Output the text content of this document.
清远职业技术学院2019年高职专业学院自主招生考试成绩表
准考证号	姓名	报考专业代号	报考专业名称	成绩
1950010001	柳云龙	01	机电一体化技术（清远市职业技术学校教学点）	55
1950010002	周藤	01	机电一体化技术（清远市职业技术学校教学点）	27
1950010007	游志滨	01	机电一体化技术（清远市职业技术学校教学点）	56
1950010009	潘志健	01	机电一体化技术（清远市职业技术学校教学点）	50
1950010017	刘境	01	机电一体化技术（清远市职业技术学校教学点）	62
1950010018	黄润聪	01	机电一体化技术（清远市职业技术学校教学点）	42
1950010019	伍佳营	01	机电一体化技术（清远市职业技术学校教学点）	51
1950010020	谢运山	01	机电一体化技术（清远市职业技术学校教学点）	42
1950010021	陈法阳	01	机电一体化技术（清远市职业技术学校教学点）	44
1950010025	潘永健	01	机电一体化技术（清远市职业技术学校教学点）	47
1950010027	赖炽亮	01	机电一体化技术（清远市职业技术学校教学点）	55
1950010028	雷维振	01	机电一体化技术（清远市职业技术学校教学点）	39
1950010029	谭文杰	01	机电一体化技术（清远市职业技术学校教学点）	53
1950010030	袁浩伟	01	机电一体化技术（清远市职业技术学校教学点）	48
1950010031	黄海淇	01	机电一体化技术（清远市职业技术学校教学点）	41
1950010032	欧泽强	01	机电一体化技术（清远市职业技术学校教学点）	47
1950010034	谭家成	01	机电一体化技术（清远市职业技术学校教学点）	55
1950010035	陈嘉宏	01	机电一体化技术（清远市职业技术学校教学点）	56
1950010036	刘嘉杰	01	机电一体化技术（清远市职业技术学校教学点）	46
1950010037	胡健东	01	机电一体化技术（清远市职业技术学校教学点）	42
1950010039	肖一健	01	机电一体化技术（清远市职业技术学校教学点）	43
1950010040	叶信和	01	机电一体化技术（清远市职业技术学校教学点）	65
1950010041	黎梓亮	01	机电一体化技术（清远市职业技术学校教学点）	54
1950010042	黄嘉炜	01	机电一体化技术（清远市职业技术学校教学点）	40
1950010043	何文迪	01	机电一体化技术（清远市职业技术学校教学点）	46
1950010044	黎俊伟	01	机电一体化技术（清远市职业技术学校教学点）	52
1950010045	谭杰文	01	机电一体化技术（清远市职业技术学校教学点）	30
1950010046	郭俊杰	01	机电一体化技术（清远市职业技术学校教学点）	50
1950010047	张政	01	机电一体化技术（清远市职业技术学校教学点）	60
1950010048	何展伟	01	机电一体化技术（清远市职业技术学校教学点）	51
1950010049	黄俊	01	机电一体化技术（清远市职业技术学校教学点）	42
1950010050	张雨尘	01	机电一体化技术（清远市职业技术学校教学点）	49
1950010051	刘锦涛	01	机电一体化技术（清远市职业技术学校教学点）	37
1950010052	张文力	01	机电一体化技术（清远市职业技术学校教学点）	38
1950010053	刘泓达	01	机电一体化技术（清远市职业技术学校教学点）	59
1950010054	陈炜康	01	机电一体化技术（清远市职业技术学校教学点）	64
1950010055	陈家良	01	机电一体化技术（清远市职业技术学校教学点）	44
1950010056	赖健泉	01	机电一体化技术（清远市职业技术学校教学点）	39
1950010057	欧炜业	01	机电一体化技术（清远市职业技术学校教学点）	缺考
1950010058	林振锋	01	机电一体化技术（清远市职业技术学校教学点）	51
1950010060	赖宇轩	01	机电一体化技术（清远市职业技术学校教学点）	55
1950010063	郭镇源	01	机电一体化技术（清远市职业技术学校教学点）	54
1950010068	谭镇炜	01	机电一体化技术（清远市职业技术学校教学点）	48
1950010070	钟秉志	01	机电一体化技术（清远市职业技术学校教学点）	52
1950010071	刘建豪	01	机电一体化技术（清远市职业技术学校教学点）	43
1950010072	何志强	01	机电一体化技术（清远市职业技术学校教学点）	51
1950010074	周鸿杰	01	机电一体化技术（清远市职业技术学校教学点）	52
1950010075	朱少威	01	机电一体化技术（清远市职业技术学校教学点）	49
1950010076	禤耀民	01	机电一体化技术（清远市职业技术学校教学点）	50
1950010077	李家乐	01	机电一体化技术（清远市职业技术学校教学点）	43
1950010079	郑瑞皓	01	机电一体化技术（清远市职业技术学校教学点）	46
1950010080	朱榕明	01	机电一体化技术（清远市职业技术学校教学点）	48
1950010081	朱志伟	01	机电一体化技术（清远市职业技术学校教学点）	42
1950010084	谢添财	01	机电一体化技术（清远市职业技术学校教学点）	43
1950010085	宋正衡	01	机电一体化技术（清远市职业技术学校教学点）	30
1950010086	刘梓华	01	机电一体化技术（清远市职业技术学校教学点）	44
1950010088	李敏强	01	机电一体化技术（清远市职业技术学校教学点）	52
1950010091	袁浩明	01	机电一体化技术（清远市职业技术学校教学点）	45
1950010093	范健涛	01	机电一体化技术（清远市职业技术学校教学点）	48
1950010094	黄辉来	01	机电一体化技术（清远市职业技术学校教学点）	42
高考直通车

• EXERCISE GOAL: Repeat the material above exactly.

• EXERCISE SOLUTION:
Output the text content of this document.
清远职业技术学院2019年高职专业学院自主招生考试成绩表
准考证号	姓名	报考专业代号	报考专业名称	成绩
1950010001	柳云龙	01	机电一体化技术（清远市职业技术学校教学点）	55
1950010002	周藤	01	机电一体化技术（清远市职业技术学校教学点）	27
1950010007	游志滨	01	机电一体化技术（清远市职业技术学校教学点）	56
1950010009	潘志健	01	机电一体化技术（清远市职业技术学校教学点）	50
1950010017	刘境	01	机电一体化技术（清远市职业技术学校教学点）	62
1950010018	黄润聪	01	机电一体化技术（清远市职业技术学校教学点）	42
1950010019	伍佳营	01	机电一体化技术（清远市职业技术学校教学点）	51
1950010020	谢运山	01	机电一体化技术（清远市职业技术学校教学点）	42
1950010021	陈法阳	01	机电一体化技术（清远市职业技术学校教学点）	44
1950010025	潘永健	01	机电一体化技术（清远市职业技术学校教学点）	47
1950010027	赖炽亮	01	机电一体化技术（清远市职业技术学校教学点）	55
1950010028	雷维振	01	机电一体化技术（清远市职业技术学校教学点）	39
1950010029	谭文杰	01	机电一体化技术（清远市职业技术学校教学点）	53
1950010030	袁浩伟	01	机电一体化技术（清远市职业技术学校教学点）	48
1950010031	黄海淇	01	机电一体化技术（清远市职业技术学校教学点）	41
1950010032	欧泽强	01	机电一体化技术（清远市职业技术学校教学点）	47
1950010034	谭家成	01	机电一体化技术（清远市职业技术学校教学点）	55
1950010035	陈嘉宏	01	机电一体化技术（清远市职业技术学校教学点）	56
1950010036	刘嘉杰	01	机电一体化技术（清远市职业技术学校教学点）	46
1950010037	胡健东	01	机电一体化技术（清远市职业技术学校教学点）	42
1950010039	肖一健	01	机电一体化技术（清远市职业技术学校教学点）	43
1950010040	叶信和	01	机电一体化技术（清远市职业技术学校教学点）	65
1950010041	黎梓亮	01	机电一体化技术（清远市职业技术学校教学点）	54
1950010042	黄嘉炜	01	机电一体化技术（清远市职业技术学校教学点）	40
1950010043	何文迪	01	机电一体化技术（清远市职业技术学校教学点）	46
1950010044	黎俊伟	01	机电一体化技术（清远市职业技术学校教学点）	52
1950010045	谭杰文	01	机电一体化技术（清远市职业技术学校教学点）	30
1950010046	郭俊杰	01	机电一体化技术（清远市职业技术学校教学点）	50
1950010047	张政	01	机电一体化技术（清远市职业技术学校教学点）	60
1950010048	何展伟	01	机电一体化技术（清远市职业技术学校教学点）	51
1950010049	黄俊	01	机电一体化技术（清远市职业技术学校教学点）	42
1950010050	张雨尘	01	机电一体化技术（清远市职业技术学校教学点）	49
1950010051	刘锦涛	01	机电一体化技术（清远市职业技术学校教学点）	37
1950010052	张文力	01	机电一体化技术（清远市职业技术学校教学点）	38
1950010053	刘泓达	01	机电一体化技术（清远市职业技术学校教学点）	59
1950010054	陈炜康	01	机电一体化技术（清远市职业技术学校教学点）	64
1950010055	陈家良	01	机电一体化技术（清远市职业技术学校教学点）	44
1950010056	赖健泉	01	机电一体化技术（清远市职业技术学校教学点）	39
1950010057	欧炜业	01	机电一体化技术（清远市职业技术学校教学点）	缺考
1950010058	林振锋	01	机电一体化技术（清远市职业技术学校教学点）	51
1950010060	赖宇轩	01	机电一体化技术（清远市职业技术学校教学点）	55
1950010063	郭镇源	01	机电一体化技术（清远市职业技术学校教学点）	54
1950010068	谭镇炜	01	机电一体化技术（清远市职业技术学校教学点）	48
1950010070	钟秉志	01	机电一体化技术（清远市职业技术学校教学点）	52
1950010071	刘建豪	01	机电一体化技术（清远市职业技术学校教学点）	43
1950010072	何志强	01	机电一体化技术（清远市职业技术学校教学点）	51
1950010074	周鸿杰	01	机电一体化技术（清远市职业技术学校教学点）	52
1950010075	朱少威	01	机电一体化技术（清远市职业技术学校教学点）	49
1950010076	禤耀民	01	机电一体化技术（清远市职业技术学校教学点）	50
1950010077	李家乐	01	机电一体化技术（清远市职业技术学校教学点）	43
1950010079	郑瑞皓	01	机电一体化技术（清远市职业技术学校教学点）	46
1950010080	朱榕明	01	机电一体化技术（清远市职业技术学校教学点）	48
1950010081	朱志伟	01	机电一体化技术（清远市职业技术学校教学点）	42
1950010084	谢添财	01	机电一体化技术（清远市职业技术学校教学点）	43
1950010085	宋正衡	01	机电一体化技术（清远市职业技术学校教学点）	30
1950010086	刘梓华	01	机电一体化技术（清远市职业技术学校教学点）	44
1950010088	李敏强	01	机电一体化技术（清远市职业技术学校教学点）	52
1950010091	袁浩明	01	机电一体化技术（清远市职业技术学校教学点）	45
1950010093	范健涛	01	机电一体化技术（清远市职业技术学校教学点）	48
1950010094	黄辉来	01	机电一体化技术（清远市职业技术学校教学点）	42
高考直通车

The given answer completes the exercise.